** EXERCISE BRIEF **
Pick out each line in these entries that contains the string "percent".
=======
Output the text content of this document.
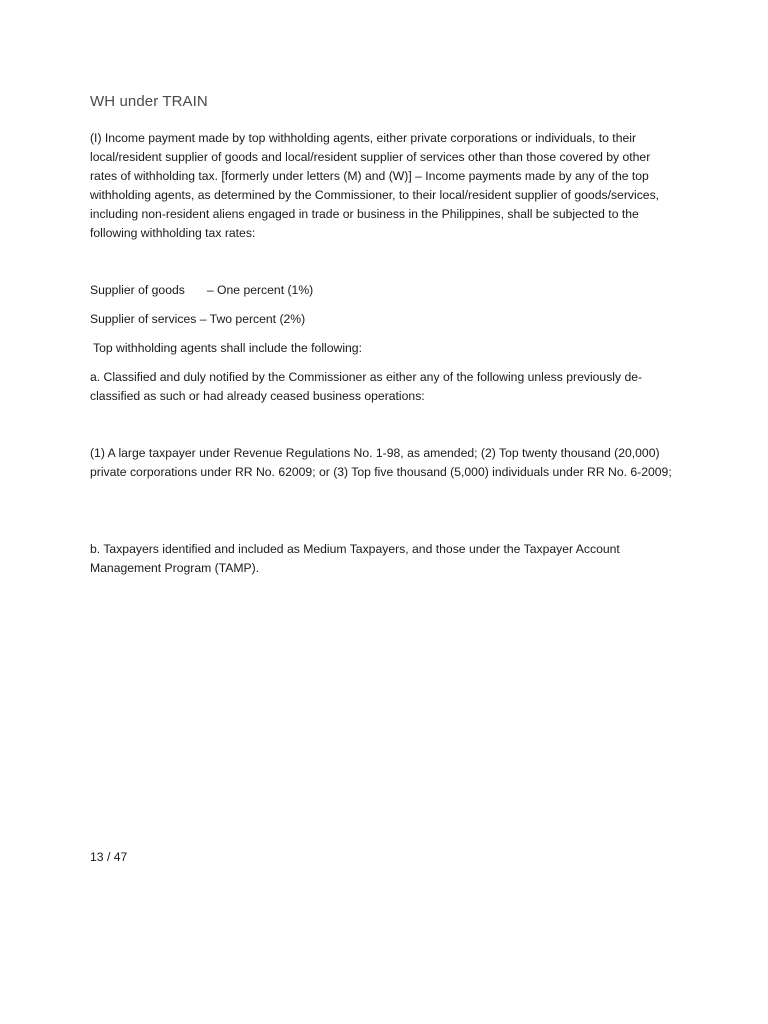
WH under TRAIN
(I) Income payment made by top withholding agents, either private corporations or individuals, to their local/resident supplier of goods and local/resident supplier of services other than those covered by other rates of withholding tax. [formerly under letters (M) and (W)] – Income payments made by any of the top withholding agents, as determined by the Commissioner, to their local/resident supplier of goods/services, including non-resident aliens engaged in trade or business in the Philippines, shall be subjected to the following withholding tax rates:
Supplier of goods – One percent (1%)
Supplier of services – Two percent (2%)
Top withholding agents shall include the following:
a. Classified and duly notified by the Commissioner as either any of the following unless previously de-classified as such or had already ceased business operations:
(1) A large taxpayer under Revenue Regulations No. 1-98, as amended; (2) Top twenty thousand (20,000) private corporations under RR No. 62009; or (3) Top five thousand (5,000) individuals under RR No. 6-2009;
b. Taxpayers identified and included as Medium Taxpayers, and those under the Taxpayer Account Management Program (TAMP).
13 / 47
=======
** TASK RESULT **
Supplier of goods – One percent (1%)
Supplier of services – Two percent (2%)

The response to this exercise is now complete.